◆ STATED EXERCISE ◆
Retype exactly the lines below, starting with the line that contains "Read out every word on this page." and ending with the last line; leave out any pictures.

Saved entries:
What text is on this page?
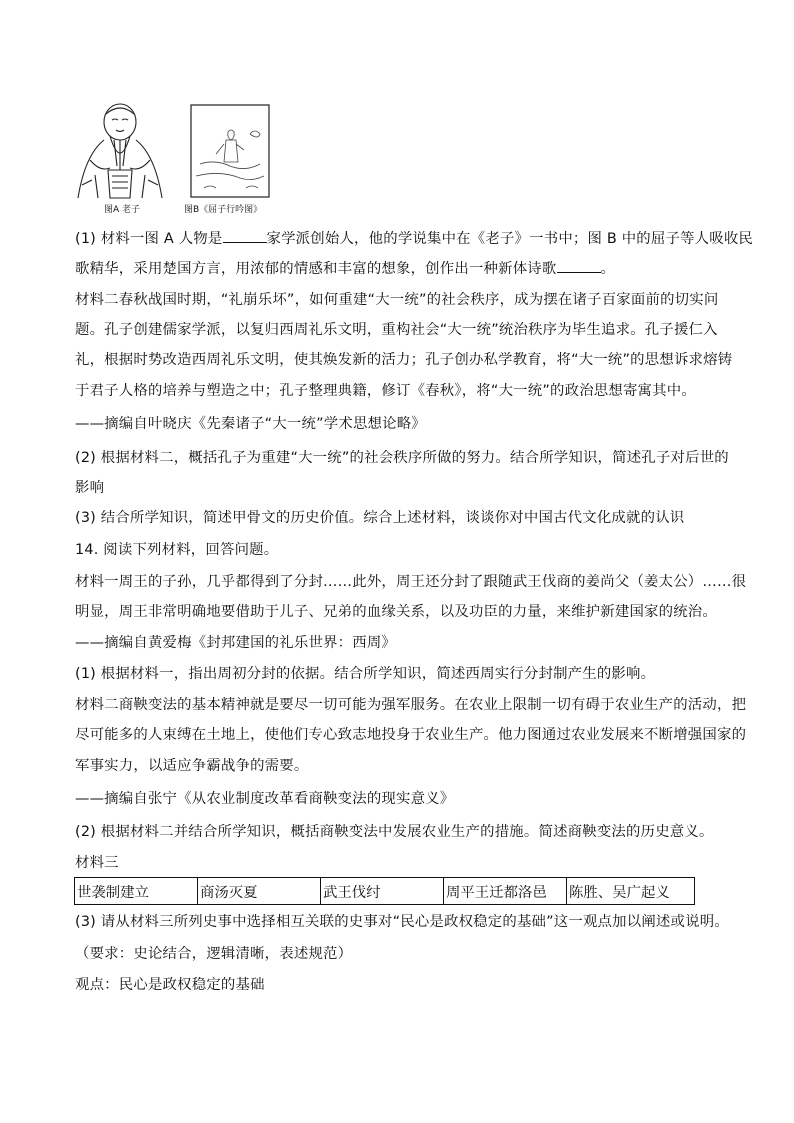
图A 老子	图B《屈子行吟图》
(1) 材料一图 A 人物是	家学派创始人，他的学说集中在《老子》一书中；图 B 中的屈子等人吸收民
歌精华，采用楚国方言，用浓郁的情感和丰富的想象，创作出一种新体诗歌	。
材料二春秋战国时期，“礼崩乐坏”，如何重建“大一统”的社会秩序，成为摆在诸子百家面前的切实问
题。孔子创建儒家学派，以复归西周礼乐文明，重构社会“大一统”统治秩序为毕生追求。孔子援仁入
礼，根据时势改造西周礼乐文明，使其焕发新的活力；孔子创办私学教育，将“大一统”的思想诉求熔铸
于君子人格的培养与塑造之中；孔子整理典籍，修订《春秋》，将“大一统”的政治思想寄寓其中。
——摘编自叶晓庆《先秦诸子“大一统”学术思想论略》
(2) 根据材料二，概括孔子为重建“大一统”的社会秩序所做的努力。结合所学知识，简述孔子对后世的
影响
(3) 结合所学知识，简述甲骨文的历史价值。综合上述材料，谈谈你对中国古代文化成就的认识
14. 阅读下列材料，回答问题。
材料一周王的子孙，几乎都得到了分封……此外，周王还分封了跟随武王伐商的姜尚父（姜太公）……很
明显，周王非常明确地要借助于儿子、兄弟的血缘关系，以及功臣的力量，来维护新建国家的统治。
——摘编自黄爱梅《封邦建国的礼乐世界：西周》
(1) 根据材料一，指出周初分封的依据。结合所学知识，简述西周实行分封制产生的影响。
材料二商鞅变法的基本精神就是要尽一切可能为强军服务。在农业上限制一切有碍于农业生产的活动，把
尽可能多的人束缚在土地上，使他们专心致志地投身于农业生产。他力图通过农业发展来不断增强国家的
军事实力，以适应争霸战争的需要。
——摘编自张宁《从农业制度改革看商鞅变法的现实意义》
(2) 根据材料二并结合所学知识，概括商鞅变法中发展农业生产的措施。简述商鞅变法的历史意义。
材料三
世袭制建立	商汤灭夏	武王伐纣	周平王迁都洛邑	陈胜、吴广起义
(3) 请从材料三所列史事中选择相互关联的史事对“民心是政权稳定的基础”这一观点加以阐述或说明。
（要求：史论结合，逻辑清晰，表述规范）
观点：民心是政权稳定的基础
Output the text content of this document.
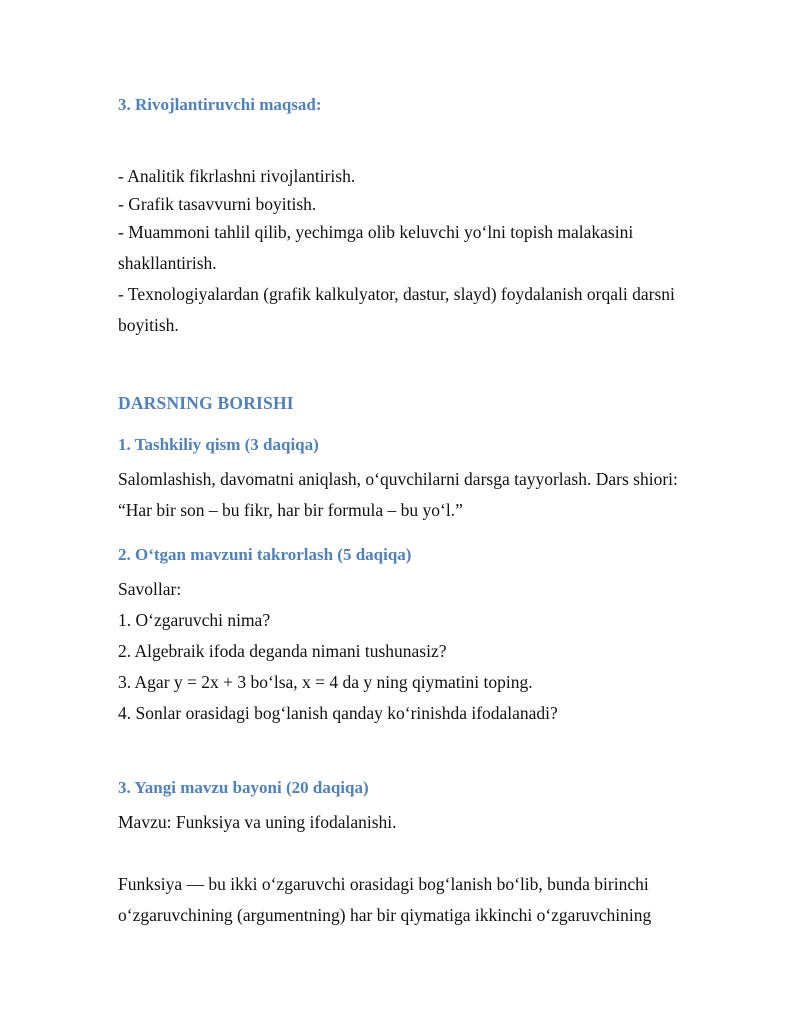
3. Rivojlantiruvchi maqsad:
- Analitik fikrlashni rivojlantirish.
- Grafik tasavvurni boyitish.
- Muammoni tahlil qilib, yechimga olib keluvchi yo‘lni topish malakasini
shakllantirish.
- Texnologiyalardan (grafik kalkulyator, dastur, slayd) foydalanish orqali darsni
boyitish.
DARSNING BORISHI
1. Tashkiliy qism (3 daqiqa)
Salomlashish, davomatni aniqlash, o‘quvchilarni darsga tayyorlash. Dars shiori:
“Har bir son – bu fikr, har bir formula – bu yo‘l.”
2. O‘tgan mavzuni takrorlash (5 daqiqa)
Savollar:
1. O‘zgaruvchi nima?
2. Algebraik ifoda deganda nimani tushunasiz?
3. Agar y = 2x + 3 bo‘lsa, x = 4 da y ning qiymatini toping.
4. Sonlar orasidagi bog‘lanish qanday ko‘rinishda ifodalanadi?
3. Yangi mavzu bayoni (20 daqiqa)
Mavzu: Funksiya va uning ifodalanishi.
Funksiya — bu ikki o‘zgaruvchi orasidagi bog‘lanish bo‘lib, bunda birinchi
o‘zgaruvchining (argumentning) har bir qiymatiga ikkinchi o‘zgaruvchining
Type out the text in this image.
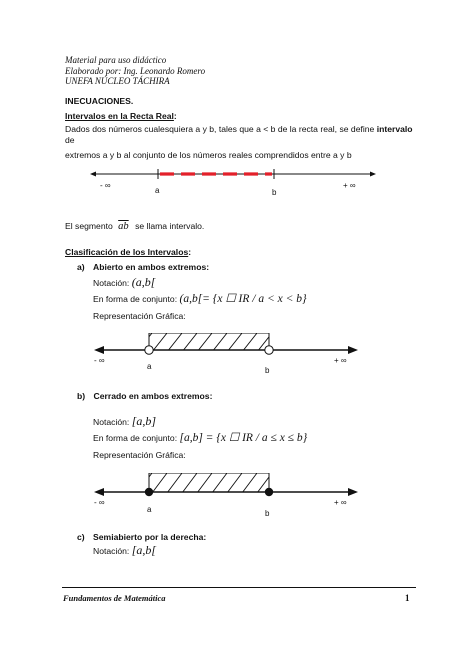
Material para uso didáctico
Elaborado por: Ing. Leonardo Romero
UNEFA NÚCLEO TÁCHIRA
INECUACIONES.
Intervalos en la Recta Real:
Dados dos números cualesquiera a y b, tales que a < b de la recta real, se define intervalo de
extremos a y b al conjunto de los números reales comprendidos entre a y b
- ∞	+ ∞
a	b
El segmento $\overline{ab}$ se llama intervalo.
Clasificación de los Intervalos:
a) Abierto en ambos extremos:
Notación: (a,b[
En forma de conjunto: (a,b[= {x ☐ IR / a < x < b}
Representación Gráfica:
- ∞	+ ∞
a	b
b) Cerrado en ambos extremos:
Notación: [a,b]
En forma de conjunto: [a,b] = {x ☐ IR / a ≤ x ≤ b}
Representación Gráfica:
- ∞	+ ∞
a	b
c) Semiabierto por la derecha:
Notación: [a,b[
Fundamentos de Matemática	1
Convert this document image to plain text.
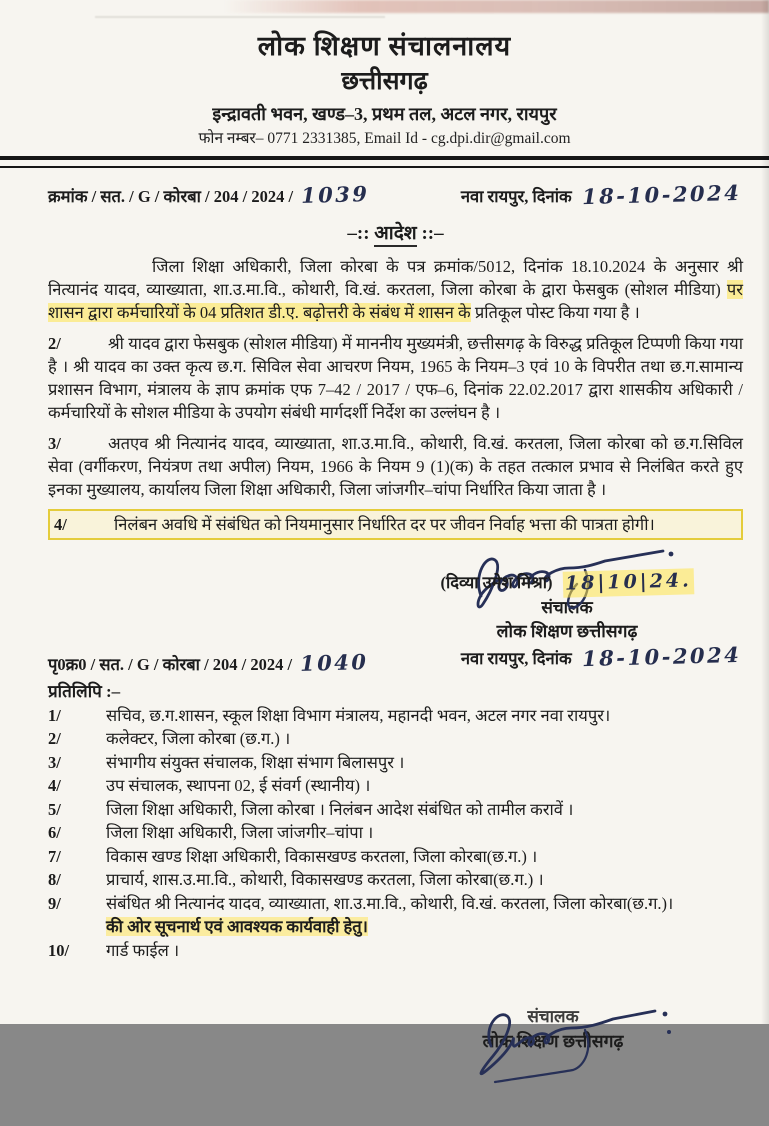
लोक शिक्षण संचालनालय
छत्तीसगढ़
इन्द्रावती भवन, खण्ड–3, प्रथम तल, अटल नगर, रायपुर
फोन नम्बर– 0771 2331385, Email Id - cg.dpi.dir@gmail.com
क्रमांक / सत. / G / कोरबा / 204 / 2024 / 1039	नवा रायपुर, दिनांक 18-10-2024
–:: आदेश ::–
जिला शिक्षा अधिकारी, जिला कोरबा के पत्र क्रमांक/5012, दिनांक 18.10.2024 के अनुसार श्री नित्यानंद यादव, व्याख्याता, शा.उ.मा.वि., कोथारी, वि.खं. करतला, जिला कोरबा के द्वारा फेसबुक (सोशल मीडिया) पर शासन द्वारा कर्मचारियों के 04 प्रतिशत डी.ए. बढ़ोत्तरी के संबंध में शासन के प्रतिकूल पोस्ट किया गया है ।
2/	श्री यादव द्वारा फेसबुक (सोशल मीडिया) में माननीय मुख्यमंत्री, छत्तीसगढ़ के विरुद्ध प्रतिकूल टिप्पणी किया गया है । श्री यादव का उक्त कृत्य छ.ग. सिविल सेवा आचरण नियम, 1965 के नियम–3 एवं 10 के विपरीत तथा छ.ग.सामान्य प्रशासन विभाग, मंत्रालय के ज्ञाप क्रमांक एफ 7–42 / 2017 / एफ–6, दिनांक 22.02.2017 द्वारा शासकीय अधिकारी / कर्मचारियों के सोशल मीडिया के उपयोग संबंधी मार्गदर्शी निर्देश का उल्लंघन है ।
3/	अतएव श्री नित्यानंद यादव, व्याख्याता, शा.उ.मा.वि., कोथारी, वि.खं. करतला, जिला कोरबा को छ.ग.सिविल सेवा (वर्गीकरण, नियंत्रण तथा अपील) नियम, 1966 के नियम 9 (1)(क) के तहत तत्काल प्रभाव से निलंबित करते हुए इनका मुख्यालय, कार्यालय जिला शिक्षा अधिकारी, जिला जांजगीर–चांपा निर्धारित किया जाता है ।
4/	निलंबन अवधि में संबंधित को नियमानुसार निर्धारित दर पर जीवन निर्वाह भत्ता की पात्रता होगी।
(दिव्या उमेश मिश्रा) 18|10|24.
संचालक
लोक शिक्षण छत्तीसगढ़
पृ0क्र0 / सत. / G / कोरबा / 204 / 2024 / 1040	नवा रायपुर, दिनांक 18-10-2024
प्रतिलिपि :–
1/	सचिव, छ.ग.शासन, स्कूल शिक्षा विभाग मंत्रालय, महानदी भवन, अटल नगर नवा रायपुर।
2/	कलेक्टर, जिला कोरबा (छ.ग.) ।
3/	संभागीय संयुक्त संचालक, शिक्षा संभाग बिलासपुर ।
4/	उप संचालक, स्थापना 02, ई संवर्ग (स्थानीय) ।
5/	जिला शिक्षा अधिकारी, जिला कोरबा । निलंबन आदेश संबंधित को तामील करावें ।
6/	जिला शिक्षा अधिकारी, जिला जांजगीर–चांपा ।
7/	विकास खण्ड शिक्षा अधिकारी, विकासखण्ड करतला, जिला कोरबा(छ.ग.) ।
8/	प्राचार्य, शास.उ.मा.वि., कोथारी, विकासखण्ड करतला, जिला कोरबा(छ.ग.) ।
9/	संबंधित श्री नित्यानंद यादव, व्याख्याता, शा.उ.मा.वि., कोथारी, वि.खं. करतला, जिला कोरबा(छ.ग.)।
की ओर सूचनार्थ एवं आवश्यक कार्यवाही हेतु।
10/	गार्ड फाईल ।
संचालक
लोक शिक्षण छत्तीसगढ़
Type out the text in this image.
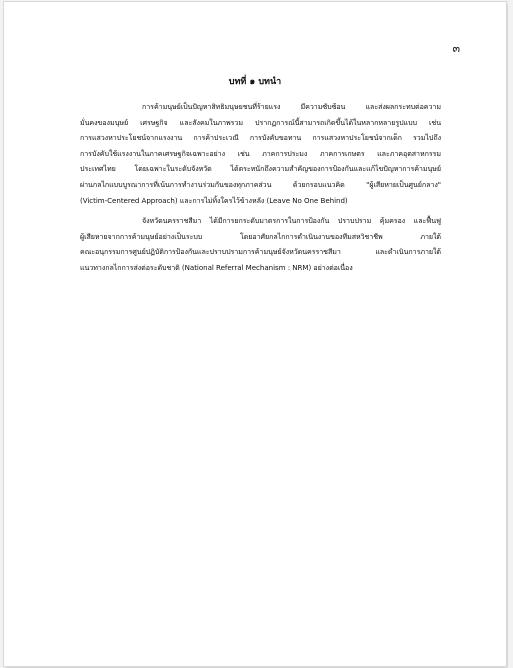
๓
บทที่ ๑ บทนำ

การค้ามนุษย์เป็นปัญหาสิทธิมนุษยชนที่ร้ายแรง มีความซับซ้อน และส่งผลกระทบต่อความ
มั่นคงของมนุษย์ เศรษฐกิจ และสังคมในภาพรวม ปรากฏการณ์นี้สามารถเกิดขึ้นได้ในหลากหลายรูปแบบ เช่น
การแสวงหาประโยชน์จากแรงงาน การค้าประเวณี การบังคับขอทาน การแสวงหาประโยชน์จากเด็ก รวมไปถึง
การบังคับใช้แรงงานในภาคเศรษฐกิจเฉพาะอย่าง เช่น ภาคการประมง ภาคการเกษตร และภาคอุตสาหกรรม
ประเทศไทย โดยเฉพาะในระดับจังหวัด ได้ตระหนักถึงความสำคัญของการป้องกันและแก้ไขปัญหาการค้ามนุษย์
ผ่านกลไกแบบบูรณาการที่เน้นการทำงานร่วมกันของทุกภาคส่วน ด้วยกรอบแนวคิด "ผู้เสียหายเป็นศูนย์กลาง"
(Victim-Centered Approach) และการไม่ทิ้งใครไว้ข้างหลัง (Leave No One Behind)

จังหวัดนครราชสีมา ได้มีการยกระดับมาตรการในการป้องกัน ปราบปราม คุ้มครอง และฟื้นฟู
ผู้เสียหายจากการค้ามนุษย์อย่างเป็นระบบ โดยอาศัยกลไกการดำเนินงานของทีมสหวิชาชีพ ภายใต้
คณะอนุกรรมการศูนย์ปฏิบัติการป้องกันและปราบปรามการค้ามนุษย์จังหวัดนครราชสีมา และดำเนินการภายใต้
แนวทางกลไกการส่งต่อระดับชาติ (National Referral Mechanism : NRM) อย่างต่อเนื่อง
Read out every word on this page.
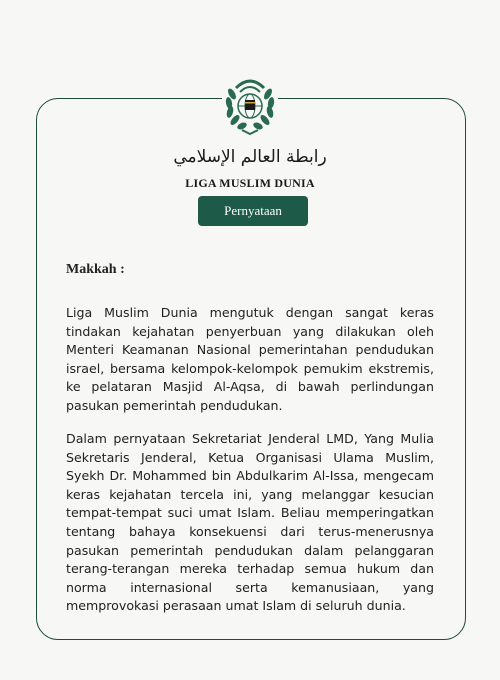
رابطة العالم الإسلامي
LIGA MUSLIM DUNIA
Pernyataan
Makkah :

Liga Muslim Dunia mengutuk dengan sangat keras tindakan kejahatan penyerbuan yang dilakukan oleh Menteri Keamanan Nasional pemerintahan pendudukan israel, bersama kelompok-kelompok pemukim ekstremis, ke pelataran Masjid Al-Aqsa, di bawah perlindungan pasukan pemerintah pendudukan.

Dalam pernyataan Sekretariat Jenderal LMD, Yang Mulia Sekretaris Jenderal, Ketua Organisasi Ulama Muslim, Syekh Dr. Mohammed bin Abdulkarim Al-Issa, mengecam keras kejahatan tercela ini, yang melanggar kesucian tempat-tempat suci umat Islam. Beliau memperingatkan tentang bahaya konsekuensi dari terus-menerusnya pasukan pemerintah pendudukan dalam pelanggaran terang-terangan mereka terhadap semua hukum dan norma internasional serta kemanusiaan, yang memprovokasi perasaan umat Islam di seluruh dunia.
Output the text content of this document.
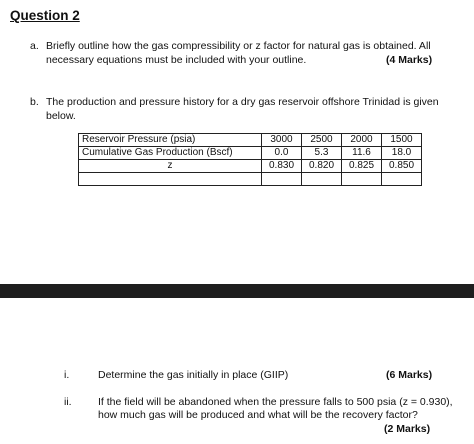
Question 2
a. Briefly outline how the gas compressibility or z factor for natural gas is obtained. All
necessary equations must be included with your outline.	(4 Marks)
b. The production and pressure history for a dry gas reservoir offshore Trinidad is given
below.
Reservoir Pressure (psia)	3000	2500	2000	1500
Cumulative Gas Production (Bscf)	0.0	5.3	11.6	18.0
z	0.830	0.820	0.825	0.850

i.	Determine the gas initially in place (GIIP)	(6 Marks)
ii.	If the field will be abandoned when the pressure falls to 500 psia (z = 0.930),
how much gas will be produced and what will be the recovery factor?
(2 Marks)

◆ SOLUTION TO THIS EXERCISE ◆
Read out every word on this page.
رابطة العالم الإسلامي
LIGA MUSLIM DUNIA
Pernyataan
Makkah :

Liga Muslim Dunia mengutuk dengan sangat keras tindakan kejahatan penyerbuan yang dilakukan oleh Menteri Keamanan Nasional pemerintahan pendudukan israel, bersama kelompok-kelompok pemukim ekstremis, ke pelataran Masjid Al-Aqsa, di bawah perlindungan pasukan pemerintah pendudukan.

Dalam pernyataan Sekretariat Jenderal LMD, Yang Mulia Sekretaris Jenderal, Ketua Organisasi Ulama Muslim, Syekh Dr. Mohammed bin Abdulkarim Al-Issa, mengecam keras kejahatan tercela ini, yang melanggar kesucian tempat-tempat suci umat Islam. Beliau memperingatkan tentang bahaya konsekuensi dari terus-menerusnya pasukan pemerintah pendudukan dalam pelanggaran terang-terangan mereka terhadap semua hukum dan norma internasional serta kemanusiaan, yang memprovokasi perasaan umat Islam di seluruh dunia.
Output the text content of this document.
Question 2
a. Briefly outline how the gas compressibility or z factor for natural gas is obtained. All
necessary equations must be included with your outline.	(4 Marks)
b. The production and pressure history for a dry gas reservoir offshore Trinidad is given
below.
Reservoir Pressure (psia)	3000	2500	2000	1500
Cumulative Gas Production (Bscf)	0.0	5.3	11.6	18.0
z	0.830	0.820	0.825	0.850

i.	Determine the gas initially in place (GIIP)	(6 Marks)
ii.	If the field will be abandoned when the pressure falls to 500 psia (z = 0.930),
how much gas will be produced and what will be the recovery factor?
(2 Marks)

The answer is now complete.